◆ **Objective**:
Give the data again, word for word.

◆ **Recorded data**:
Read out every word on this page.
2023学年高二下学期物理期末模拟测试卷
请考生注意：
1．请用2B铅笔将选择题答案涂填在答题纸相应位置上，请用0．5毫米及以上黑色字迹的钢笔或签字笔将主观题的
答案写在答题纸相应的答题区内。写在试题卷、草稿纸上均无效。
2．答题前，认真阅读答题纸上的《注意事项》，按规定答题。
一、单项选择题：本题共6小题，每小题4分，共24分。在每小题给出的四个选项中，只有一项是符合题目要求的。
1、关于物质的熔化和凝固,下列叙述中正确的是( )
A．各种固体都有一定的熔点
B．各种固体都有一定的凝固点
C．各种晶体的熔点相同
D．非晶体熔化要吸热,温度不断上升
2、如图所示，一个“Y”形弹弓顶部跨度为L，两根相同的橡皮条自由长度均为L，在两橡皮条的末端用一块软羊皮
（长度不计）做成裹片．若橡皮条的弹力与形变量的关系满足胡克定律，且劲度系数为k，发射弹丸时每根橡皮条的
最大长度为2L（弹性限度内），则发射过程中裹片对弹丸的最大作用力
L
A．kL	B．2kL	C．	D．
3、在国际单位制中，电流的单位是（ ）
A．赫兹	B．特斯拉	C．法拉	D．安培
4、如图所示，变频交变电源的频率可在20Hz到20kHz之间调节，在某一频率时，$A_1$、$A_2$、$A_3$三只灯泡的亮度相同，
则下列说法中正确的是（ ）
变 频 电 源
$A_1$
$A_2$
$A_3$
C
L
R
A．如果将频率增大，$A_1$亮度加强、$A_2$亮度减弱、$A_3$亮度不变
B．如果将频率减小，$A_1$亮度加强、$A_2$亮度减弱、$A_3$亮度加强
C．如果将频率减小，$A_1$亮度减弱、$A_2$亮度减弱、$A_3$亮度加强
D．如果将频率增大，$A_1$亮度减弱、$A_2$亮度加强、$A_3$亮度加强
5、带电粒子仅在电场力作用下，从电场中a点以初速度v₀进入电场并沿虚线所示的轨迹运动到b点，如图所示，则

◆ **Exercise result**:
Read out every word on this page.
2023学年高二下学期物理期末模拟测试卷
请考生注意：
1．请用2B铅笔将选择题答案涂填在答题纸相应位置上，请用0．5毫米及以上黑色字迹的钢笔或签字笔将主观题的
答案写在答题纸相应的答题区内。写在试题卷、草稿纸上均无效。
2．答题前，认真阅读答题纸上的《注意事项》，按规定答题。
一、单项选择题：本题共6小题，每小题4分，共24分。在每小题给出的四个选项中，只有一项是符合题目要求的。
1、关于物质的熔化和凝固,下列叙述中正确的是( )
A．各种固体都有一定的熔点
B．各种固体都有一定的凝固点
C．各种晶体的熔点相同
D．非晶体熔化要吸热,温度不断上升
2、如图所示，一个“Y”形弹弓顶部跨度为L，两根相同的橡皮条自由长度均为L，在两橡皮条的末端用一块软羊皮
（长度不计）做成裹片．若橡皮条的弹力与形变量的关系满足胡克定律，且劲度系数为k，发射弹丸时每根橡皮条的
最大长度为2L（弹性限度内），则发射过程中裹片对弹丸的最大作用力
L
A．kL	B．2kL	C．	D．
3、在国际单位制中，电流的单位是（ ）
A．赫兹	B．特斯拉	C．法拉	D．安培
4、如图所示，变频交变电源的频率可在20Hz到20kHz之间调节，在某一频率时，$A_1$、$A_2$、$A_3$三只灯泡的亮度相同，
则下列说法中正确的是（ ）
变 频 电 源
$A_1$
$A_2$
$A_3$
C
L
R
A．如果将频率增大，$A_1$亮度加强、$A_2$亮度减弱、$A_3$亮度不变
B．如果将频率减小，$A_1$亮度加强、$A_2$亮度减弱、$A_3$亮度加强
C．如果将频率减小，$A_1$亮度减弱、$A_2$亮度减弱、$A_3$亮度加强
D．如果将频率增大，$A_1$亮度减弱、$A_2$亮度加强、$A_3$亮度加强
5、带电粒子仅在电场力作用下，从电场中a点以初速度v₀进入电场并沿虚线所示的轨迹运动到b点，如图所示，则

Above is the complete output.